| Goal |
Each line that contains the word "name" counts once; give the total for the records below and nothing else.

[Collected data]

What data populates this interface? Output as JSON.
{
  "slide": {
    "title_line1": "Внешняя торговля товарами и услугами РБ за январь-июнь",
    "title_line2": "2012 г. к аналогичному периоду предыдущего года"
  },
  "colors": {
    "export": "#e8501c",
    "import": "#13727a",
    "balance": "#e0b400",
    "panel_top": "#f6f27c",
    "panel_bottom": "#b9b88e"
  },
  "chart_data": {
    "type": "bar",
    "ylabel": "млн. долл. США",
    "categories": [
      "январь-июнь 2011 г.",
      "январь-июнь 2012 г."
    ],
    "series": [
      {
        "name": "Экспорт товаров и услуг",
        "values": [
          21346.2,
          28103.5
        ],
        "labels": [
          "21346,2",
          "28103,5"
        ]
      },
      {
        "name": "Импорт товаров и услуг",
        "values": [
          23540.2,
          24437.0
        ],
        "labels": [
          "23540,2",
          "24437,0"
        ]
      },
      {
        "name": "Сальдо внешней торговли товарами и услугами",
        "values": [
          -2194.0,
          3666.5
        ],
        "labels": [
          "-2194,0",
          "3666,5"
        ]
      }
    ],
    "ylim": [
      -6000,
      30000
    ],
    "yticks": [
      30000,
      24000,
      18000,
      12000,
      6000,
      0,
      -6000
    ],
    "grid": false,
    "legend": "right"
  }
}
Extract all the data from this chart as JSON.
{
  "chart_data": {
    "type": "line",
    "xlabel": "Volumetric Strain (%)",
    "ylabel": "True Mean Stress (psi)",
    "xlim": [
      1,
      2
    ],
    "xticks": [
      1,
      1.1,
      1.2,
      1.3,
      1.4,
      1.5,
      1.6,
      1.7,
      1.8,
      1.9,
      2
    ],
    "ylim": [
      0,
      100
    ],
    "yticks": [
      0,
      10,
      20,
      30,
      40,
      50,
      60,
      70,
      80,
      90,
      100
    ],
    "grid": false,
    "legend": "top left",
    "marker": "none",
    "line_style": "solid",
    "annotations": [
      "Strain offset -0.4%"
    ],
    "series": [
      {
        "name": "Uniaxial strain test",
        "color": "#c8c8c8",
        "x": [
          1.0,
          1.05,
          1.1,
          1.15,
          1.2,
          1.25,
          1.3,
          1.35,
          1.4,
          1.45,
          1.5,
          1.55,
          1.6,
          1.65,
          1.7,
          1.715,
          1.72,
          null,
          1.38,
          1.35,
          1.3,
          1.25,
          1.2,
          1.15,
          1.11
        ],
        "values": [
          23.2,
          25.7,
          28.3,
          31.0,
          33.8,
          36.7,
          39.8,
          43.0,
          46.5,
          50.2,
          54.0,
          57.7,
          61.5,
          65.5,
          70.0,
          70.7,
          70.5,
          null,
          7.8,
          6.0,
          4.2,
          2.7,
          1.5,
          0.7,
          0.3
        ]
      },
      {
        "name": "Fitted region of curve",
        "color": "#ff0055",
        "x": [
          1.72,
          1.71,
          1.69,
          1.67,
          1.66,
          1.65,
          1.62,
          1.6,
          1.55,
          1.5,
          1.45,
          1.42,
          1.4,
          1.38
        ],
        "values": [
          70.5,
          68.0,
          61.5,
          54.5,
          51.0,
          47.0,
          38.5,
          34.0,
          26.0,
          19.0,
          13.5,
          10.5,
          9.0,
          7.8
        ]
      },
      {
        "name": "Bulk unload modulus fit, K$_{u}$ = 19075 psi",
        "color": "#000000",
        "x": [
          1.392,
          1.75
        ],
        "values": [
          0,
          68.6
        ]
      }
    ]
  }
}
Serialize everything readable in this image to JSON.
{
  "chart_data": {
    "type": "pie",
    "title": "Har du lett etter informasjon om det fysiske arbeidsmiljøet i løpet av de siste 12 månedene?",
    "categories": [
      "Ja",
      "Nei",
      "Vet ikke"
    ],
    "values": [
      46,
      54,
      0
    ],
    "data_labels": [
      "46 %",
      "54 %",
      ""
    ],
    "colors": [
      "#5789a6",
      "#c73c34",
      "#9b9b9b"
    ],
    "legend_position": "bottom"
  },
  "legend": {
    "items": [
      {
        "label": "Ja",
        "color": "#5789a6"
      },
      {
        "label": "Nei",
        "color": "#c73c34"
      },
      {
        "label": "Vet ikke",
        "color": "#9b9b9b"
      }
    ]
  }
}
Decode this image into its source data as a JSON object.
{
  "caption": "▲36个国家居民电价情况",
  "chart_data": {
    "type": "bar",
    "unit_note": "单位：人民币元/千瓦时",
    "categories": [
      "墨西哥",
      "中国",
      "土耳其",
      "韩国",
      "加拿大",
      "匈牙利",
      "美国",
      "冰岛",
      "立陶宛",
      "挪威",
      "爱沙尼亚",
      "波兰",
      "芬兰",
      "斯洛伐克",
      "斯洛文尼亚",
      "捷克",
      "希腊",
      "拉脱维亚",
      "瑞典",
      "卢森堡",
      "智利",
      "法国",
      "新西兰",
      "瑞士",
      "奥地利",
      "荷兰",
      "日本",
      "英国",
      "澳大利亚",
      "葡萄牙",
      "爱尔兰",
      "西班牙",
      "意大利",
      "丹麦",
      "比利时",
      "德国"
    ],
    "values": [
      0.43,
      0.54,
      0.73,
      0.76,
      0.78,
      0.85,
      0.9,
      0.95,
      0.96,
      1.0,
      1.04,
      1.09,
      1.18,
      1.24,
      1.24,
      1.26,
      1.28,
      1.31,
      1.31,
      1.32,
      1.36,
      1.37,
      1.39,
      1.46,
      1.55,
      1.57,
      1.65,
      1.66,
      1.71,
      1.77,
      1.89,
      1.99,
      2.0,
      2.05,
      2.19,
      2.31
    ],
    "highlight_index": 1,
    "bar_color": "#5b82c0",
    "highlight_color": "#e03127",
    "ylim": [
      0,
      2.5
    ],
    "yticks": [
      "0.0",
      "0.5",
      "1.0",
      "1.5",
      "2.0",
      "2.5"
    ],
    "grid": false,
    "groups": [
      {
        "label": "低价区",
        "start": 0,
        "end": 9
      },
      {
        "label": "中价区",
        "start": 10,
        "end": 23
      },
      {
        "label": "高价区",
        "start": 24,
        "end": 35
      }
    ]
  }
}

| Result for this exercise |
6